— start —

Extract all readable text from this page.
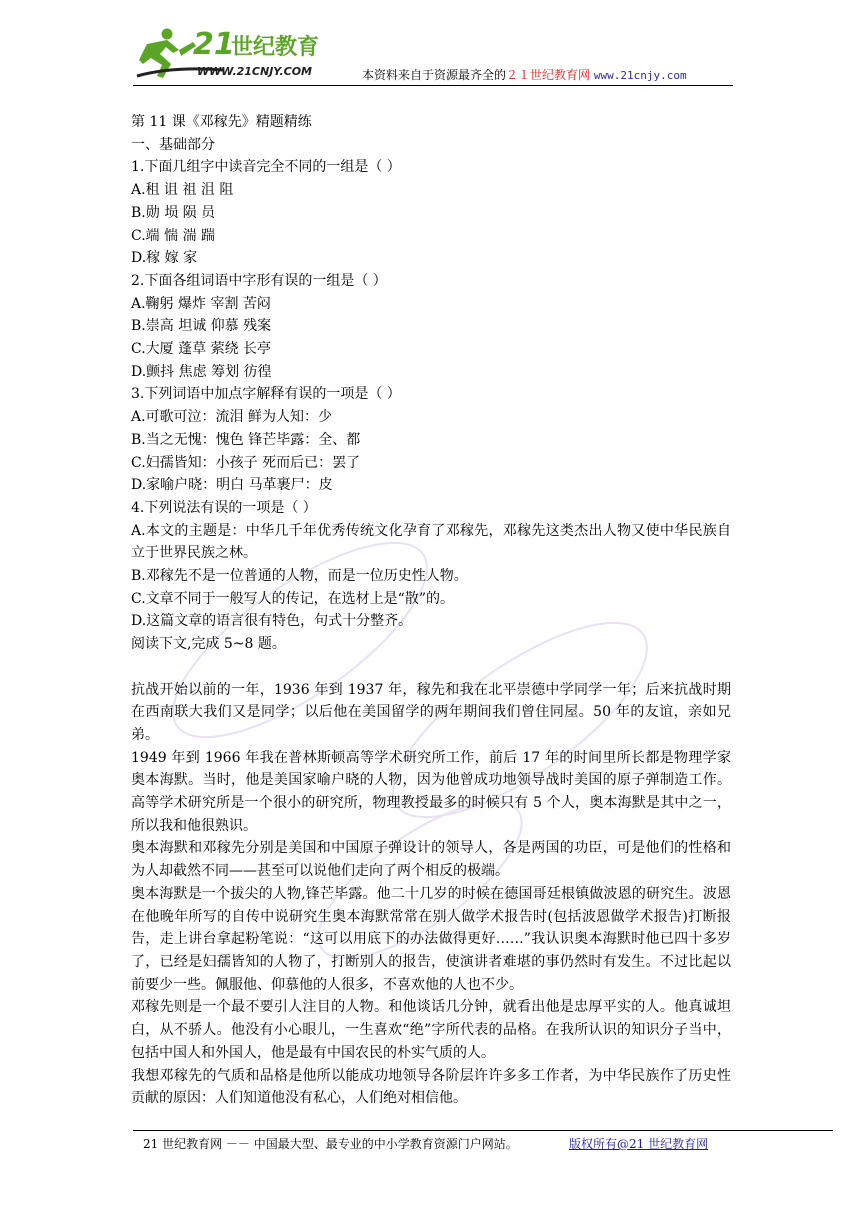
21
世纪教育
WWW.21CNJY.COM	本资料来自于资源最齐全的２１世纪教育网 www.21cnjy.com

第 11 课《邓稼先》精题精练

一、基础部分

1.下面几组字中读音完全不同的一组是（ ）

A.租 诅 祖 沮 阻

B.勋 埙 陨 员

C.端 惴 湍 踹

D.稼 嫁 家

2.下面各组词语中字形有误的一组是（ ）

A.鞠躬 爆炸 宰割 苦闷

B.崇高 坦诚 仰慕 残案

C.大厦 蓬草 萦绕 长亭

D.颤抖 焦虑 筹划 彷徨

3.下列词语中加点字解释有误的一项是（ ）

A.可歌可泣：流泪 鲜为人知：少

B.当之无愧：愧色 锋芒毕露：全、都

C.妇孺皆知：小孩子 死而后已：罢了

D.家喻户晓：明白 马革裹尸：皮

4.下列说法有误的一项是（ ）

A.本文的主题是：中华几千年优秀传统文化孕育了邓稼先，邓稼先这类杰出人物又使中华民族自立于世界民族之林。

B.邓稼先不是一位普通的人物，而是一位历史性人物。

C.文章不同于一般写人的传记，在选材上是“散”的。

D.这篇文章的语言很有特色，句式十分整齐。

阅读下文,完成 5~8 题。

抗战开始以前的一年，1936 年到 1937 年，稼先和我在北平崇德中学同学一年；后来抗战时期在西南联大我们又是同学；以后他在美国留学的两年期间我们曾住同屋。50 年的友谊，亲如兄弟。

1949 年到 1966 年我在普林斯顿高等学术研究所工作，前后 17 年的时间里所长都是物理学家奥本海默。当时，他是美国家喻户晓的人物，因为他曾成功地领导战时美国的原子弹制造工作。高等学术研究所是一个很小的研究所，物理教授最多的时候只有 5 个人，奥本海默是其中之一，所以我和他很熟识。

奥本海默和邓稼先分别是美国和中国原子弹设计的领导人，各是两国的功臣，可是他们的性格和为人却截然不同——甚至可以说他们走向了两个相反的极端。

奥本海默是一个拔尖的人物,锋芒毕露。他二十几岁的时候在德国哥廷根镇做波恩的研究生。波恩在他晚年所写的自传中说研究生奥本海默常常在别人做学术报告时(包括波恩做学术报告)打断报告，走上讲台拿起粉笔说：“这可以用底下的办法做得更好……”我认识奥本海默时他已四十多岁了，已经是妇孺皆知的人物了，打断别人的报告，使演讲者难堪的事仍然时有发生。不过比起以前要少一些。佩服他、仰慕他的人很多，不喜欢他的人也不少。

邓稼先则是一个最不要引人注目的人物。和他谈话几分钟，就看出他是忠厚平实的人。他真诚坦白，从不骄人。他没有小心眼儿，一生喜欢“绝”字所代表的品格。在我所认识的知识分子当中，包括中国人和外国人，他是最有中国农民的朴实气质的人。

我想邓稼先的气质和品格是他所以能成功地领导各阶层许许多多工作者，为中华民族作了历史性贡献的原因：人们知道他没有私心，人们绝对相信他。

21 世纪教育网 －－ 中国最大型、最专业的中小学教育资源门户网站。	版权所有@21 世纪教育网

— end —
— start —

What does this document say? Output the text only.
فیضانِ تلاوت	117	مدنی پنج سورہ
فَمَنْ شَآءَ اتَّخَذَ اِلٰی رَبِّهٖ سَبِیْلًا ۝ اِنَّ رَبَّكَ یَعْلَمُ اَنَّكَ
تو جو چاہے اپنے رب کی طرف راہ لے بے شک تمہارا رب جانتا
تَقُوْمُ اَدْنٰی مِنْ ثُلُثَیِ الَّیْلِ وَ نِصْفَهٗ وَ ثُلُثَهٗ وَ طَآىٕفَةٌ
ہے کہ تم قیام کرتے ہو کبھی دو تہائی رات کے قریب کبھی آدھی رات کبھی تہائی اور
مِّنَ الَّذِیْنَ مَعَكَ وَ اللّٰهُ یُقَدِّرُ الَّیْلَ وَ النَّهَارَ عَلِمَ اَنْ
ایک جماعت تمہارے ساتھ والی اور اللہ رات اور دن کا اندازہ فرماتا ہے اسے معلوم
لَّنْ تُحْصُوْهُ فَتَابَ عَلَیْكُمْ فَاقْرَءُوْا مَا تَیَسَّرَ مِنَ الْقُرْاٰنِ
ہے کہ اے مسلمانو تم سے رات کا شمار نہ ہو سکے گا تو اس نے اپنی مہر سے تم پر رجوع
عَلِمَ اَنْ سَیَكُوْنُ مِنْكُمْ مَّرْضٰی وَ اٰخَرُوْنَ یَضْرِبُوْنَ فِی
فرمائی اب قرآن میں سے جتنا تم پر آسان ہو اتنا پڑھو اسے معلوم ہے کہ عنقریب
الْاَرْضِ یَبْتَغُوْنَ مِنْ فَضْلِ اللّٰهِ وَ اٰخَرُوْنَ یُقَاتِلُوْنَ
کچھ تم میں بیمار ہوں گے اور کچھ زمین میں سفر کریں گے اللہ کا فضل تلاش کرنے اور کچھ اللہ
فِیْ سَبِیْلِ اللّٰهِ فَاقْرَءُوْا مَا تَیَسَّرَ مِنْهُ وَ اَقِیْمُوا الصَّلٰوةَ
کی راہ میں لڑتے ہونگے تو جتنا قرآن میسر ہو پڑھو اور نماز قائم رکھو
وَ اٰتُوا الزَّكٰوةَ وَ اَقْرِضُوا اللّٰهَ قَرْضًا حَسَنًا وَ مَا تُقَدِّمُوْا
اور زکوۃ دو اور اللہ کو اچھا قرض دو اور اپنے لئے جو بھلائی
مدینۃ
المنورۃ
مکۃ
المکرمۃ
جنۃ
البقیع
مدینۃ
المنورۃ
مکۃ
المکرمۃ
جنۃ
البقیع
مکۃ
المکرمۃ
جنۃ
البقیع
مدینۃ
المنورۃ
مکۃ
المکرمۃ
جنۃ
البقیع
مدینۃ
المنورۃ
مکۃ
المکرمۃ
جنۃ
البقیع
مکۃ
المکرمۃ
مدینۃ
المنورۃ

— end —

→ **Aim**
Calculate how many lines of the material include the string "this", and state that number by itself.

→ **Exercise result**
2